▸ **Task prompt**:
Every record below should be written out exactly; pictures stay out.

▸ **Extracted records**:
=======

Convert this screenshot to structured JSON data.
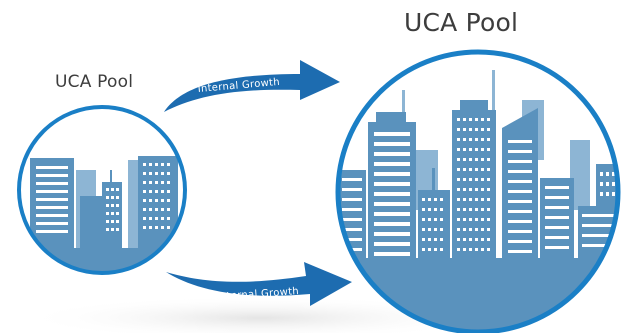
{
  "small_pool": {
    "title": "UCA Pool"
  },
  "large_pool": {
    "title": "UCA Pool"
  },
  "arrows": {
    "top": {
      "label": "Internal Growth"
    },
    "bottom": {
      "label": "External Growth"
    }
  },
  "colors": {
    "ring": "#1a7fc6",
    "arrow": "#1d6cb0",
    "building": "#5a92bd",
    "building_light": "#8db5d4",
    "window": "#ffffff",
    "title_text": "#3d3d3d"
  },
  "icons": {
    "small_pool": "city-skyline-icon",
    "large_pool": "city-skyline-icon",
    "top_arrow": "curved-arrow-icon",
    "bottom_arrow": "curved-arrow-icon"
  }
}
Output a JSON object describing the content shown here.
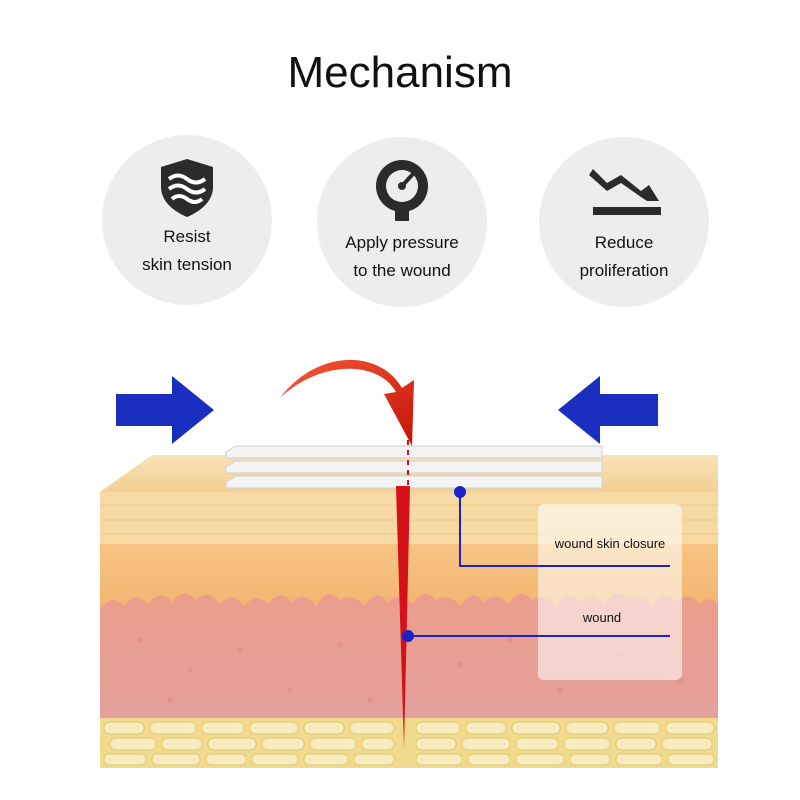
{
  "title": "Mechanism",
  "features": [
    {
      "icon": "shield-wave-icon",
      "line1": "Resist",
      "line2": "skin tension"
    },
    {
      "icon": "pressure-gauge-icon",
      "line1": "Apply pressure",
      "line2": "to the wound"
    },
    {
      "icon": "downward-slope-icon",
      "line1": "Reduce",
      "line2": "proliferation"
    }
  ],
  "callouts": {
    "closure": "wound skin closure",
    "wound": "wound"
  },
  "colors": {
    "push_arrow": "#1a2fbf",
    "fold_arrow": "#e8200f",
    "wound_line": "#d4101a",
    "leader_line": "#1b22c8",
    "skin_top": "#f7d9a4",
    "dermis": "#e8a39a",
    "fat": "#f6e9b4"
  }
}
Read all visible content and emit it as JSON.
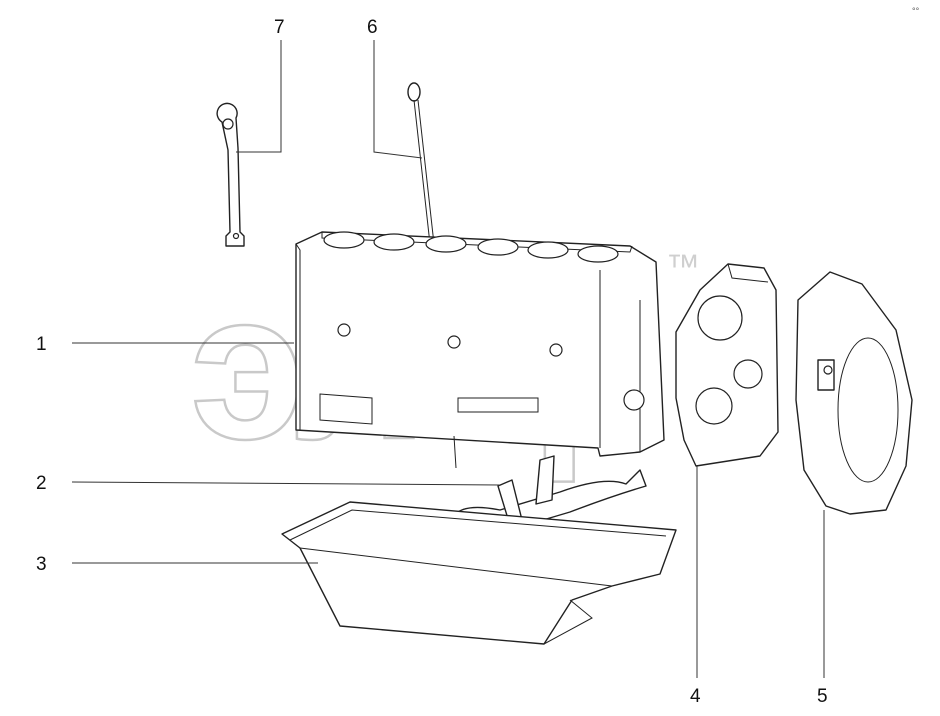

=======

▸ **The completed task**:
Convert this screenshot to structured JSON data.
{
  "small_pool": {
    "title": "UCA Pool"
  },
  "large_pool": {
    "title": "UCA Pool"
  },
  "arrows": {
    "top": {
      "label": "Internal Growth"
    },
    "bottom": {
      "label": "External Growth"
    }
  },
  "colors": {
    "ring": "#1a7fc6",
    "arrow": "#1d6cb0",
    "building": "#5a92bd",
    "building_light": "#8db5d4",
    "window": "#ffffff",
    "title_text": "#3d3d3d"
  },
  "icons": {
    "small_pool": "city-skyline-icon",
    "large_pool": "city-skyline-icon",
    "top_arrow": "curved-arrow-icon",
    "bottom_arrow": "curved-arrow-icon"
  }
}
Output a JSON object describing the content shown here.
{
  "title": "Mechanism",
  "features": [
    {
      "icon": "shield-wave-icon",
      "line1": "Resist",
      "line2": "skin tension"
    },
    {
      "icon": "pressure-gauge-icon",
      "line1": "Apply pressure",
      "line2": "to the wound"
    },
    {
      "icon": "downward-slope-icon",
      "line1": "Reduce",
      "line2": "proliferation"
    }
  ],
  "callouts": {
    "closure": "wound skin closure",
    "wound": "wound"
  },
  "colors": {
    "push_arrow": "#1a2fbf",
    "fold_arrow": "#e8200f",
    "wound_line": "#d4101a",
    "leader_line": "#1b22c8",
    "skin_top": "#f7d9a4",
    "dermis": "#e8a39a",
    "fat": "#f6e9b4"
  }
}
Read all visible content and emit it as JSON.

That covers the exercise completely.